▶ [WHAT IS BEING ASKED]: Exactly repeat the material, dropping every picture from the copy.

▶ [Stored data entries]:
>>>>
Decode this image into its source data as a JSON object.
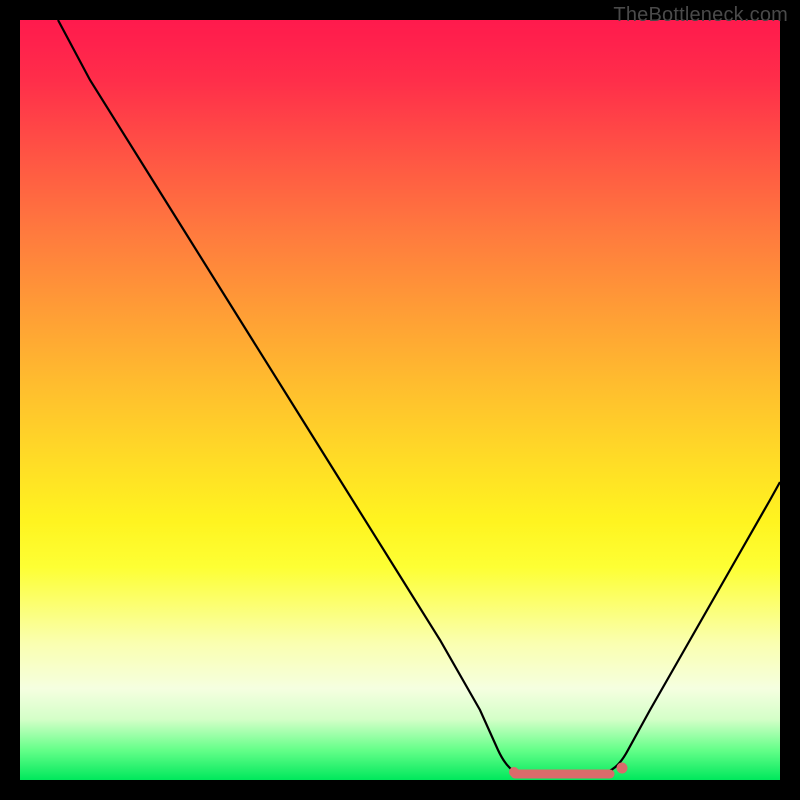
{
  "watermark": "TheBottleneck.com",
  "chart_data": {
    "type": "line",
    "title": "",
    "xlabel": "",
    "ylabel": "",
    "xlim": [
      0,
      100
    ],
    "ylim": [
      0,
      100
    ],
    "series": [
      {
        "name": "bottleneck-curve",
        "x": [
          5,
          10,
          15,
          20,
          25,
          30,
          35,
          40,
          45,
          50,
          55,
          60,
          62,
          65,
          68,
          72,
          75,
          78,
          80,
          85,
          90,
          95,
          100
        ],
        "y": [
          100,
          92,
          84,
          76,
          68,
          60,
          52,
          44,
          36,
          28,
          20,
          12,
          6,
          2,
          0.5,
          0.5,
          0.5,
          0.5,
          2,
          10,
          20,
          30,
          42
        ]
      }
    ],
    "markers": [
      {
        "name": "flat-segment-left",
        "x": 65,
        "y": 0.5
      },
      {
        "name": "flat-segment-right",
        "x": 78,
        "y": 0.5
      }
    ],
    "marker_color": "#d96b6b",
    "curve_color": "#000000",
    "gradient_stops": [
      {
        "pos": 0,
        "color": "#ff1a4d"
      },
      {
        "pos": 18,
        "color": "#ff5544"
      },
      {
        "pos": 38,
        "color": "#ff9c36"
      },
      {
        "pos": 58,
        "color": "#ffdc26"
      },
      {
        "pos": 72,
        "color": "#fdff34"
      },
      {
        "pos": 88,
        "color": "#f5ffe0"
      },
      {
        "pos": 96,
        "color": "#66ff8a"
      },
      {
        "pos": 100,
        "color": "#00e85c"
      }
    ]
  }
}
<<<<
▶ [ANSWER TO THE PROBLEM]:
Decode this image into its source data as a JSON object.
{
  "watermark": "TheBottleneck.com",
  "chart_data": {
    "type": "line",
    "title": "",
    "xlabel": "",
    "ylabel": "",
    "xlim": [
      0,
      100
    ],
    "ylim": [
      0,
      100
    ],
    "series": [
      {
        "name": "bottleneck-curve",
        "x": [
          5,
          10,
          15,
          20,
          25,
          30,
          35,
          40,
          45,
          50,
          55,
          60,
          62,
          65,
          68,
          72,
          75,
          78,
          80,
          85,
          90,
          95,
          100
        ],
        "y": [
          100,
          92,
          84,
          76,
          68,
          60,
          52,
          44,
          36,
          28,
          20,
          12,
          6,
          2,
          0.5,
          0.5,
          0.5,
          0.5,
          2,
          10,
          20,
          30,
          42
        ]
      }
    ],
    "markers": [
      {
        "name": "flat-segment-left",
        "x": 65,
        "y": 0.5
      },
      {
        "name": "flat-segment-right",
        "x": 78,
        "y": 0.5
      }
    ],
    "marker_color": "#d96b6b",
    "curve_color": "#000000",
    "gradient_stops": [
      {
        "pos": 0,
        "color": "#ff1a4d"
      },
      {
        "pos": 18,
        "color": "#ff5544"
      },
      {
        "pos": 38,
        "color": "#ff9c36"
      },
      {
        "pos": 58,
        "color": "#ffdc26"
      },
      {
        "pos": 72,
        "color": "#fdff34"
      },
      {
        "pos": 88,
        "color": "#f5ffe0"
      },
      {
        "pos": 96,
        "color": "#66ff8a"
      },
      {
        "pos": 100,
        "color": "#00e85c"
      }
    ]
  }
}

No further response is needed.